Exercise details: All lines below must be repeated exactly, with the pictures omitted.

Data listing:
■ ■ ■ ■ ■ ■ ■
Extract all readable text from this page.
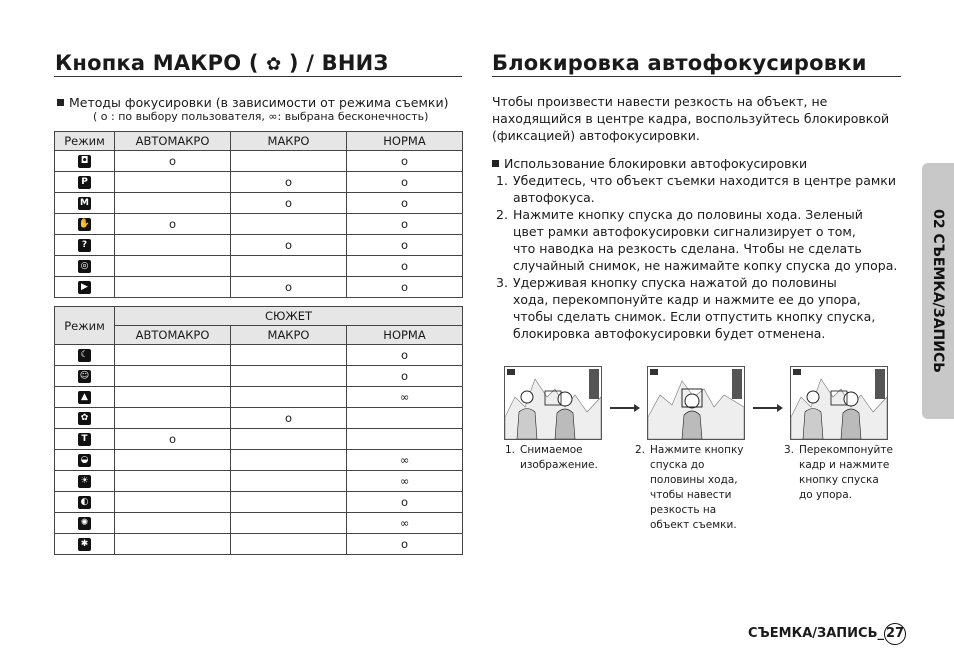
Кнопка МАКРО ( ✿ ) / ВНИЗ
Методы фокусировки (в зависимости от режима съемки)
( о : по выбору пользователя, ∞: выбрана бесконечность)
Режим	АВТОМАКРО	МАКРО	НОРМА
◘	о		о
P		о	о
M		о	о
✋	о		о
?		о	о
◎			о
▶		о	о
Режим	СЮЖЕТ		
	АВТОМАКРО	МАКРО	НОРМА
☾			о
☺			о
▲			∞
✿		о	
T	о		
◒			∞
☀			∞
◐			о
✺			∞
✱			о
Блокировка автофокусировки
Чтобы произвести навести резкость на объект, не
находящийся в центре кадра, воспользуйтесь блокировкой
(фиксацией) автофокусировки.
Использование блокировки автофокусировки
1. Убедитесь, что объект съемки находится в центре рамки
автофокуса.
2. Нажмите кнопку спуска до половины хода. Зеленый
цвет рамки автофокусировки сигнализирует о том,
что наводка на резкость сделана. Чтобы не сделать
случайный снимок, не нажимайте копку спуска до упора.
3. Удерживая кнопку спуска нажатой до половины
хода, перекомпонуйте кадр и нажмите ее до упора,
чтобы сделать снимок. Если отпустить кнопку спуска,
блокировка автофокусировки будет отменена.
1. Снимаемое
изображение.
2. Нажмите кнопку
спуска до
половины хода,
чтобы навести
резкость на
объект съемки.
3. Перекомпонуйте
кадр и нажмите
кнопку спуска
до упора.
02 СЪЕМКА/ЗАПИСЬ
СЪЕМКА/ЗАПИСЬ_ 27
■ ■ ■ ■ ■ ■ ■
Solution:
Extract all readable text from this page.
Кнопка МАКРО ( ✿ ) / ВНИЗ
Методы фокусировки (в зависимости от режима съемки)
( о : по выбору пользователя, ∞: выбрана бесконечность)
Режим	АВТОМАКРО	МАКРО	НОРМА
◘	о		о
P		о	о
M		о	о
✋	о		о
?		о	о
◎			о
▶		о	о
Режим	СЮЖЕТ		
	АВТОМАКРО	МАКРО	НОРМА
☾			о
☺			о
▲			∞
✿		о	
T	о		
◒			∞
☀			∞
◐			о
✺			∞
✱			о
Блокировка автофокусировки
Чтобы произвести навести резкость на объект, не
находящийся в центре кадра, воспользуйтесь блокировкой
(фиксацией) автофокусировки.
Использование блокировки автофокусировки
1. Убедитесь, что объект съемки находится в центре рамки
автофокуса.
2. Нажмите кнопку спуска до половины хода. Зеленый
цвет рамки автофокусировки сигнализирует о том,
что наводка на резкость сделана. Чтобы не сделать
случайный снимок, не нажимайте копку спуска до упора.
3. Удерживая кнопку спуска нажатой до половины
хода, перекомпонуйте кадр и нажмите ее до упора,
чтобы сделать снимок. Если отпустить кнопку спуска,
блокировка автофокусировки будет отменена.
1. Снимаемое
изображение.
2. Нажмите кнопку
спуска до
половины хода,
чтобы навести
резкость на
объект съемки.
3. Перекомпонуйте
кадр и нажмите
кнопку спуска
до упора.
02 СЪЕМКА/ЗАПИСЬ
СЪЕМКА/ЗАПИСЬ_ 27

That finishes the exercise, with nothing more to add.